> [EXERCISE] Please count the lines below that contain the word "bakery", and reply with that number alone.

> [DATA IN THIS EXERCISE]
---*---

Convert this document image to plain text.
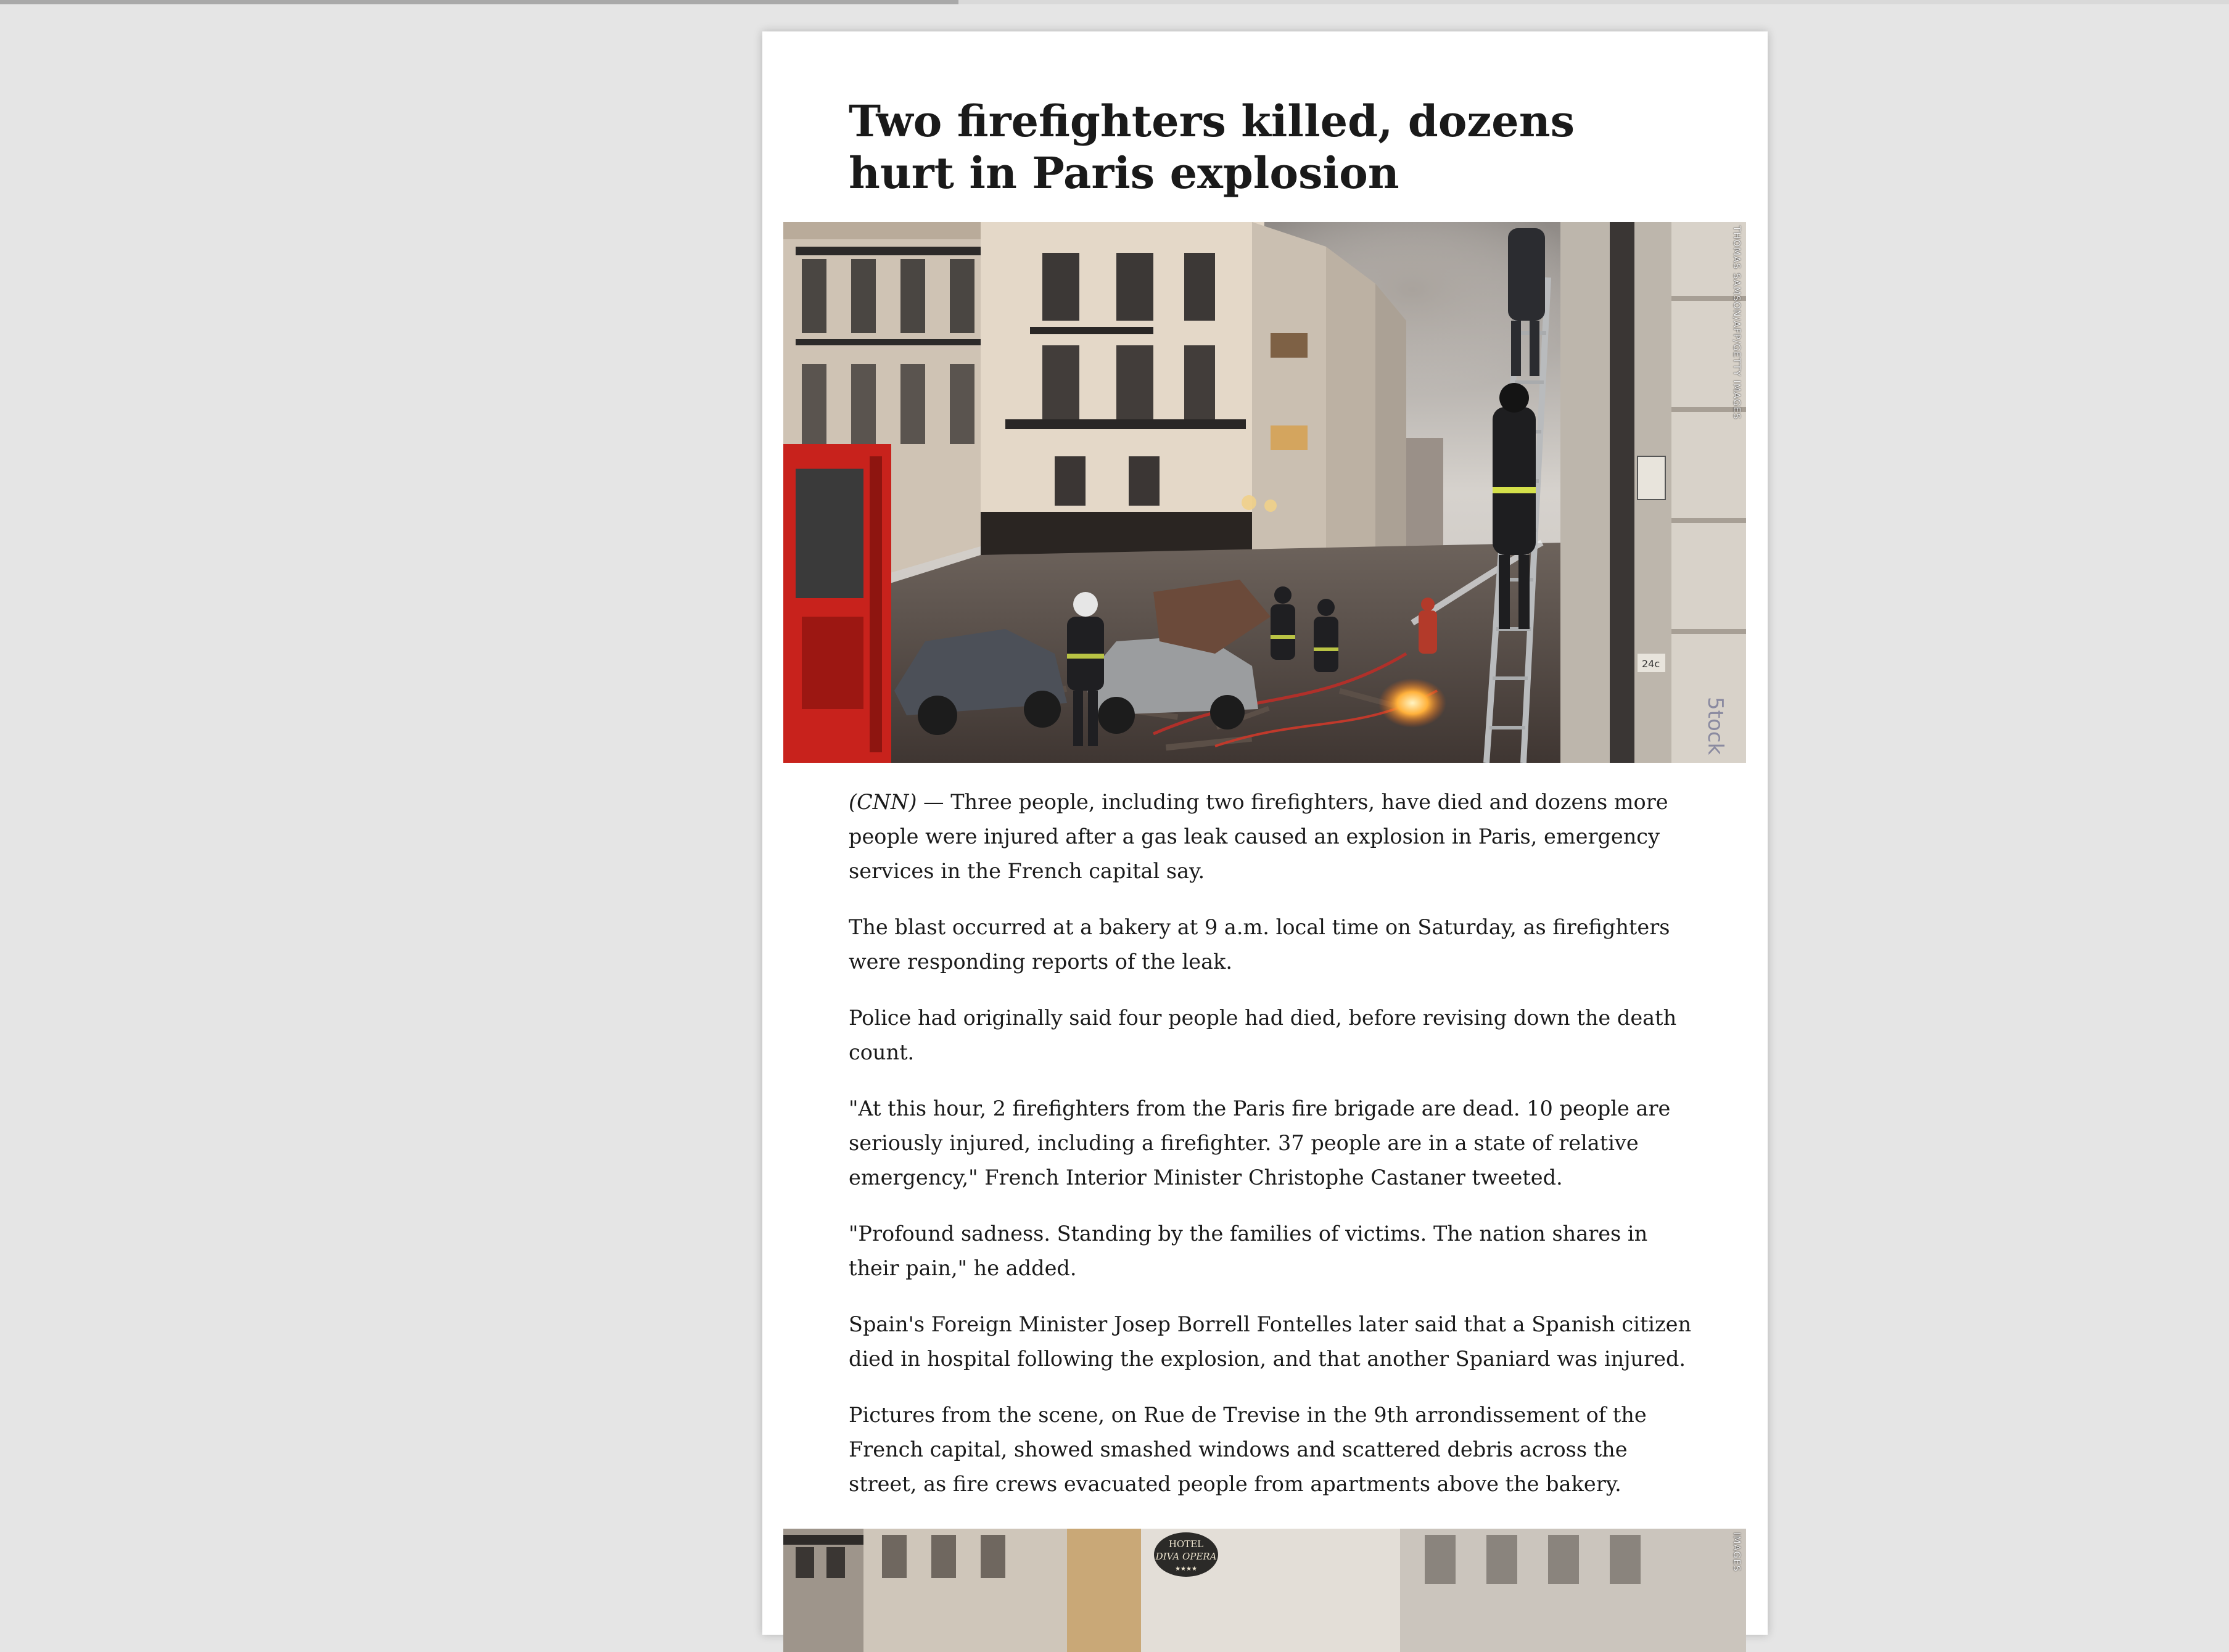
Two firefighters killed, dozens hurt in Paris explosion
24c
5tock
THOMAS SAMSON/AFP/GETTY IMAGES

(CNN) — Three people, including two firefighters, have died and dozens more people were injured after a gas leak caused an explosion in Paris, emergency services in the French capital say.

The blast occurred at a bakery at 9 a.m. local time on Saturday, as firefighters were responding reports of the leak.

Police had originally said four people had died, before revising down the death count.

"At this hour, 2 firefighters from the Paris fire brigade are dead. 10 people are seriously injured, including a firefighter. 37 people are in a state of relative emergency," French Interior Minister Christophe Castaner tweeted.

"Profound sadness. Standing by the families of victims. The nation shares in their pain," he added.

Spain's Foreign Minister Josep Borrell Fontelles later said that a Spanish citizen died in hospital following the explosion, and that another Spaniard was injured.

Pictures from the scene, on Rue de Trevise in the 9th arrondissement of the French capital, showed smashed windows and scattered debris across the street, as fire crews evacuated people from apartments above the bakery.

HOTEL
DIVA OPERA
★★★★	IMAGES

---*---

> [TASK OUTPUT] 2